▸ Exercise directions
How many lines of the records hold the string "channel"? Reply with the number alone.

▸ Given data
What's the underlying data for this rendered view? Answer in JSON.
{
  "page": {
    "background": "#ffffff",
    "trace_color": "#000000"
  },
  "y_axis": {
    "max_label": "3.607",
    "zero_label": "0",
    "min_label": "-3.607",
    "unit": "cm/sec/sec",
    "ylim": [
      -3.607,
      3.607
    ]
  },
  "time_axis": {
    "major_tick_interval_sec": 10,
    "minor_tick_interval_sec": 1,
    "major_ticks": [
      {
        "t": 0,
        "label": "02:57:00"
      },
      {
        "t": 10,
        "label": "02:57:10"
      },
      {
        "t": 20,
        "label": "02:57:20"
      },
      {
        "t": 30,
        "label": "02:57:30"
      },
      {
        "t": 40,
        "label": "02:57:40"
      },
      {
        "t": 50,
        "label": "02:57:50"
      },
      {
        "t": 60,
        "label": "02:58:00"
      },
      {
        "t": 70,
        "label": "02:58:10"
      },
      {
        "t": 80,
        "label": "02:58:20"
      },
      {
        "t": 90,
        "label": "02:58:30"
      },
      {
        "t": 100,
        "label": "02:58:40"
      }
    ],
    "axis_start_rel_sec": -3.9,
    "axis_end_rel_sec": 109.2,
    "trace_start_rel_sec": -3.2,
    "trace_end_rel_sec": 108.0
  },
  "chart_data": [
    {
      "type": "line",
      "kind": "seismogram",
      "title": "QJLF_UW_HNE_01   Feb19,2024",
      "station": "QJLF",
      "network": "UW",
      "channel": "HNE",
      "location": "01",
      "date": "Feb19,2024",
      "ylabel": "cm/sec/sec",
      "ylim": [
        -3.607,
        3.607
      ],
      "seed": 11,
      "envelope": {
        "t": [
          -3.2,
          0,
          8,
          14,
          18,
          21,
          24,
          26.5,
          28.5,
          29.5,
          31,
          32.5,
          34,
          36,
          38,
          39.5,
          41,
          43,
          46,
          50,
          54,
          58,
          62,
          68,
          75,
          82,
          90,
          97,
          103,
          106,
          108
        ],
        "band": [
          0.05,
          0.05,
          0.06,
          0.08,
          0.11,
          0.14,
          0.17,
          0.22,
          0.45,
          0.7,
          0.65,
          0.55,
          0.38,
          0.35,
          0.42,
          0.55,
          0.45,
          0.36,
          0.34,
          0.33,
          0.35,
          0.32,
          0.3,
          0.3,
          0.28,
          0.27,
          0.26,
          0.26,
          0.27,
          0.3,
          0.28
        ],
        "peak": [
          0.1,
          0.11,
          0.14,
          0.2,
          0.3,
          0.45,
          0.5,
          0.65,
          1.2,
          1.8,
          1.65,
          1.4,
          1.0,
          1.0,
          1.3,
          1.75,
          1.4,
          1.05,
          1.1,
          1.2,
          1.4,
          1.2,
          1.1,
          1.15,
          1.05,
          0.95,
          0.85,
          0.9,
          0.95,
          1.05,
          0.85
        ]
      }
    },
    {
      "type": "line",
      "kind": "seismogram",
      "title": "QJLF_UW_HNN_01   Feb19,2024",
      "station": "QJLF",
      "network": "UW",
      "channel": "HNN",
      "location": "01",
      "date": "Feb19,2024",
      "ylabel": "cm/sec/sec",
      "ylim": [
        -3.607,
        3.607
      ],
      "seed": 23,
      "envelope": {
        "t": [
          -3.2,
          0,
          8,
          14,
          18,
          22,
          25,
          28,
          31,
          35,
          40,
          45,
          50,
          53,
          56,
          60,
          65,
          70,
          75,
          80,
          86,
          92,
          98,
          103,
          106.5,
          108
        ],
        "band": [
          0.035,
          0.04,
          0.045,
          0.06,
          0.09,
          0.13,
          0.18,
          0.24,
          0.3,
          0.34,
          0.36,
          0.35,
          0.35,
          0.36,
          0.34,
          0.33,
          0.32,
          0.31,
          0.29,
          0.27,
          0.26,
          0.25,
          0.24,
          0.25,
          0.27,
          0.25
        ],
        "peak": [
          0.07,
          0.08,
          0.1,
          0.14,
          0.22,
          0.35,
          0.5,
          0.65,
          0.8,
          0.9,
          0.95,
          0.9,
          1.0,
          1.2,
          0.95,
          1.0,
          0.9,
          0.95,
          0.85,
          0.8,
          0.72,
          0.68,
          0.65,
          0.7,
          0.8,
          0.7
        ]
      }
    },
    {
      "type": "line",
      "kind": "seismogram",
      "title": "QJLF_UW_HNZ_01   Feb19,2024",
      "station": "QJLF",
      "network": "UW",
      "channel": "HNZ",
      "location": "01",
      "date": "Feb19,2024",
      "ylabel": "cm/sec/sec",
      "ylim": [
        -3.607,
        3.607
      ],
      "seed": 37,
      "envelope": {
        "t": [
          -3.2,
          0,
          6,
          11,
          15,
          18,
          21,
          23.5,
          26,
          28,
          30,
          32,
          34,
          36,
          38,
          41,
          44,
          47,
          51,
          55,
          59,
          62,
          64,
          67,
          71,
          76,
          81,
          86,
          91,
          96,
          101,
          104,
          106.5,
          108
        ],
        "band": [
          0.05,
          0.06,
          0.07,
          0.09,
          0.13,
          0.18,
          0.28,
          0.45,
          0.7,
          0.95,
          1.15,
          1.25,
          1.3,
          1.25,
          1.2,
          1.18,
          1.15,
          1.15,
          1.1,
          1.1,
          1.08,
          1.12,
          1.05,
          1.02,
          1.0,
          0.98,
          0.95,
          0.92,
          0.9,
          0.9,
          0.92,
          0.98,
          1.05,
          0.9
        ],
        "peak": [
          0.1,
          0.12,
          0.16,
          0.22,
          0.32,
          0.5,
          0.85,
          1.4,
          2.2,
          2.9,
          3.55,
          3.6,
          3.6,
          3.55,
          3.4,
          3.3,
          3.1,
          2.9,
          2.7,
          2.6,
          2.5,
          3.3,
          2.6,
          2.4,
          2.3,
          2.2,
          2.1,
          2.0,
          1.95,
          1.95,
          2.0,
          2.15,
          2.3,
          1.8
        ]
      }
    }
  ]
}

▸ Correct output
3